**BRIEF**
Repeat every record below exactly, omitting any pictures.

Extracted data entries:
§

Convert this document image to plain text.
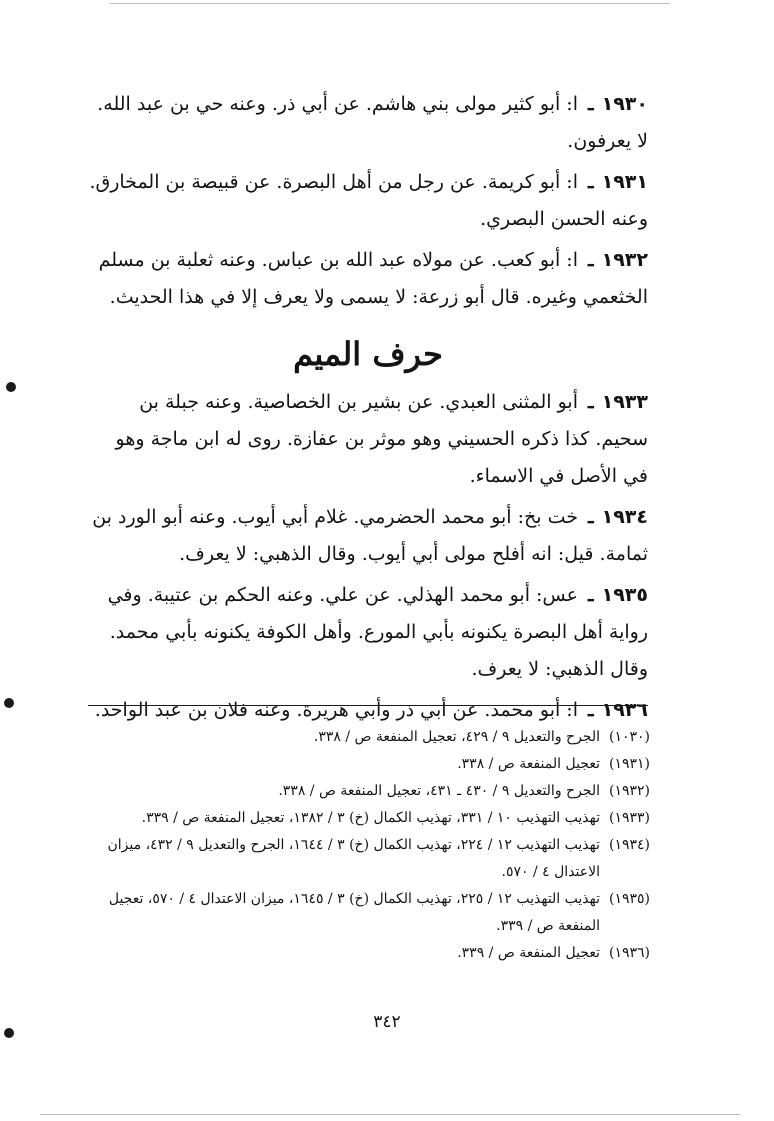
١٩٣٠ـ ا: أبو كثير مولى بني هاشم. عن أبي ذر. وعنه حي بن عبد الله. لا يعرفون.

١٩٣١ـ ا: أبو كريمة. عن رجل من أهل البصرة. عن قبيصة بن المخارق. وعنه الحسن البصري.

١٩٣٢ـ ا: أبو كعب. عن مولاه عبد الله بن عباس. وعنه ثعلبة بن مسلم الخثعمي وغيره. قال أبو زرعة: لا يسمى ولا يعرف إلا في هذا الحديث.

حرف الميم

١٩٣٣ـ أبو المثنى العبدي. عن بشير بن الخصاصية. وعنه جبلة بن سحيم. كذا ذكره الحسيني وهو موثر بن عفازة. روى له ابن ماجة وهو في الأصل في الاسماء.

١٩٣٤ـ خت بخ: أبو محمد الحضرمي. غلام أبي أيوب. وعنه أبو الورد بن ثمامة. قيل: انه أفلح مولى أبي أيوب. وقال الذهبي: لا يعرف.

١٩٣٥ـ عس: أبو محمد الهذلي. عن علي. وعنه الحكم بن عتيبة. وفي رواية أهل البصرة يكنونه بأبي المورع. وأهل الكوفة يكنونه بأبي محمد. وقال الذهبي: لا يعرف.

١٩٣٦ـ ا: أبو محمد. عن أبي ذر وأبي هريرة. وعنه فلان بن عبد الواحد.

(١٠٣٠)
الجرح والتعديل ٩ / ٤٢٩، تعجيل المنفعة ص / ٣٣٨.
(١٩٣١)
تعجيل المنفعة ص / ٣٣٨.
(١٩٣٢)
الجرح والتعديل ٩ / ٤٣٠ ـ ٤٣١، تعجيل المنفعة ص / ٣٣٨.
(١٩٣٣)
تهذيب التهذيب ١٠ / ٣٣١، تهذيب الكمال (خ) ٣ / ١٣٨٢، تعجيل المنفعة ص / ٣٣٩.
(١٩٣٤)
تهذيب التهذيب ١٢ / ٢٢٤، تهذيب الكمال (خ) ٣ / ١٦٤٤، الجرح والتعديل ٩ / ٤٣٢، ميزان الاعتدال ٤ / ٥٧٠.
(١٩٣٥)
تهذيب التهذيب ١٢ / ٢٢٥، تهذيب الكمال (خ) ٣ / ١٦٤٥، ميزان الاعتدال ٤ / ٥٧٠، تعجيل المنفعة ص / ٣٣٩.
(١٩٣٦)
تعجيل المنفعة ص / ٣٣٩.
٣٤٢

§

**FINISHED TASK**
Convert this document image to plain text.
١٩٣٠ـ ا: أبو كثير مولى بني هاشم. عن أبي ذر. وعنه حي بن عبد الله. لا يعرفون.

١٩٣١ـ ا: أبو كريمة. عن رجل من أهل البصرة. عن قبيصة بن المخارق. وعنه الحسن البصري.

١٩٣٢ـ ا: أبو كعب. عن مولاه عبد الله بن عباس. وعنه ثعلبة بن مسلم الخثعمي وغيره. قال أبو زرعة: لا يسمى ولا يعرف إلا في هذا الحديث.

حرف الميم

١٩٣٣ـ أبو المثنى العبدي. عن بشير بن الخصاصية. وعنه جبلة بن سحيم. كذا ذكره الحسيني وهو موثر بن عفازة. روى له ابن ماجة وهو في الأصل في الاسماء.

١٩٣٤ـ خت بخ: أبو محمد الحضرمي. غلام أبي أيوب. وعنه أبو الورد بن ثمامة. قيل: انه أفلح مولى أبي أيوب. وقال الذهبي: لا يعرف.

١٩٣٥ـ عس: أبو محمد الهذلي. عن علي. وعنه الحكم بن عتيبة. وفي رواية أهل البصرة يكنونه بأبي المورع. وأهل الكوفة يكنونه بأبي محمد. وقال الذهبي: لا يعرف.

١٩٣٦ـ ا: أبو محمد. عن أبي ذر وأبي هريرة. وعنه فلان بن عبد الواحد.

(١٠٣٠)
الجرح والتعديل ٩ / ٤٢٩، تعجيل المنفعة ص / ٣٣٨.
(١٩٣١)
تعجيل المنفعة ص / ٣٣٨.
(١٩٣٢)
الجرح والتعديل ٩ / ٤٣٠ ـ ٤٣١، تعجيل المنفعة ص / ٣٣٨.
(١٩٣٣)
تهذيب التهذيب ١٠ / ٣٣١، تهذيب الكمال (خ) ٣ / ١٣٨٢، تعجيل المنفعة ص / ٣٣٩.
(١٩٣٤)
تهذيب التهذيب ١٢ / ٢٢٤، تهذيب الكمال (خ) ٣ / ١٦٤٤، الجرح والتعديل ٩ / ٤٣٢، ميزان الاعتدال ٤ / ٥٧٠.
(١٩٣٥)
تهذيب التهذيب ١٢ / ٢٢٥، تهذيب الكمال (خ) ٣ / ١٦٤٥، ميزان الاعتدال ٤ / ٥٧٠، تعجيل المنفعة ص / ٣٣٩.
(١٩٣٦)
تعجيل المنفعة ص / ٣٣٩.
٣٤٢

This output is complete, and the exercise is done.